# Start of SUPPLIED INFORMATION
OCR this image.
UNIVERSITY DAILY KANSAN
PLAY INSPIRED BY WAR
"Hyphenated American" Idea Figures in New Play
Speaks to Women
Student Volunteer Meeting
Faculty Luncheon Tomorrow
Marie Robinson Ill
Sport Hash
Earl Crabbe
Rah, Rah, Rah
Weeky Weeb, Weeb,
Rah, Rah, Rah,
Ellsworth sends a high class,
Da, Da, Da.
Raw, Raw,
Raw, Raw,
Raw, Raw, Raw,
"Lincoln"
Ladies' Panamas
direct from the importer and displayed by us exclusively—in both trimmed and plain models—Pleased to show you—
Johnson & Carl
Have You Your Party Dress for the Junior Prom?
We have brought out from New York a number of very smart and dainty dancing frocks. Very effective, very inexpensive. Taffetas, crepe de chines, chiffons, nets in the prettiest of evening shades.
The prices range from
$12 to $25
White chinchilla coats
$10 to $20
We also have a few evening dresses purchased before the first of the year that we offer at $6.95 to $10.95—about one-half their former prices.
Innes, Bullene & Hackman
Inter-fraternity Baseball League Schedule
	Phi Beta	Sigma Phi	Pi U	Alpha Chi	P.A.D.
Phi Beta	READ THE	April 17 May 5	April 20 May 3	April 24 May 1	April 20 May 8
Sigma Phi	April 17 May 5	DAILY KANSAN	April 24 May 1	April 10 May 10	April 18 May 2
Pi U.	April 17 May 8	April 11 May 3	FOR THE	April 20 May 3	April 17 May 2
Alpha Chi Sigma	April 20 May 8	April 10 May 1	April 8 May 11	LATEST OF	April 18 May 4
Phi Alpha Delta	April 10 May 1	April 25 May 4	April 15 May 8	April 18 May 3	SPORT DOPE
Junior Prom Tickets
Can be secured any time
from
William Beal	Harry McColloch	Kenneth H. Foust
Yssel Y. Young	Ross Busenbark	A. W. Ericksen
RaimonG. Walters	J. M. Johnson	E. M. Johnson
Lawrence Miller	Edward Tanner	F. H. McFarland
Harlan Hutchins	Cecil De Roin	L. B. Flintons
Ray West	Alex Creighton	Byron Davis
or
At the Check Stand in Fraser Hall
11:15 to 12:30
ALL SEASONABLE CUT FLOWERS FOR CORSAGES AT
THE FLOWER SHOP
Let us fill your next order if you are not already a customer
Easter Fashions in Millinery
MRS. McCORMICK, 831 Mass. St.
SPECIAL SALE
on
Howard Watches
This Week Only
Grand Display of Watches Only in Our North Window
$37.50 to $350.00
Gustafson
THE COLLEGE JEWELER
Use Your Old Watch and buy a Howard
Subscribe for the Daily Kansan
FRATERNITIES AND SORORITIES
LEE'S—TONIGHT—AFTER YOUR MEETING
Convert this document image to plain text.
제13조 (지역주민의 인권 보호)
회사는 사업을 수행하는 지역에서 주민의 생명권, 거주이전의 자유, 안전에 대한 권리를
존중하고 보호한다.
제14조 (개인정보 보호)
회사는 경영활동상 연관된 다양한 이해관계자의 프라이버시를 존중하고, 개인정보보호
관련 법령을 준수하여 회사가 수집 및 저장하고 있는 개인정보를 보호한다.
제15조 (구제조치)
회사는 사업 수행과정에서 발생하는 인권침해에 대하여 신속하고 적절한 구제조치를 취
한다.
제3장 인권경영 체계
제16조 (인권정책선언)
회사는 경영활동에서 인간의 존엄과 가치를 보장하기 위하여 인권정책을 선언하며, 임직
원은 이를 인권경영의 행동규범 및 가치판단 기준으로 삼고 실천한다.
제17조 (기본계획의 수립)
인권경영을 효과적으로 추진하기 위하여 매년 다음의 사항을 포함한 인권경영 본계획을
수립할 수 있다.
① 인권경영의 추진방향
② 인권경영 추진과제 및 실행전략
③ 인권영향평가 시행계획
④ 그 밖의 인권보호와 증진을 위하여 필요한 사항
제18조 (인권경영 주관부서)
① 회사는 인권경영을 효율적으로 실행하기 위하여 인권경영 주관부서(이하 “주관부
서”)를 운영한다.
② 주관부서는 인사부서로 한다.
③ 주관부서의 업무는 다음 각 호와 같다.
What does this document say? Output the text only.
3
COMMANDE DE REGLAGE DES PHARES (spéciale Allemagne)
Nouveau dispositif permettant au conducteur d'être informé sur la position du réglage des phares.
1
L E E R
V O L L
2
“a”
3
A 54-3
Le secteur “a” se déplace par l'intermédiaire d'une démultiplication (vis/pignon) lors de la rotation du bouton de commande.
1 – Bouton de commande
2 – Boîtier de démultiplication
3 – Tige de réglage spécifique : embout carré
# End of SUPPLIED INFORMATION
Find the lines that include the string "evening", then copy each of them.

We have brought out from New York a number of very smart and dainty dancing frocks. Very effective, very inexpensive. Taffetas, crepe de chines, chiffons, nets in the prettiest of evening shades.
We also have a few evening dresses purchased before the first of the year that we offer at $6.95 to $10.95—about one-half their former prices.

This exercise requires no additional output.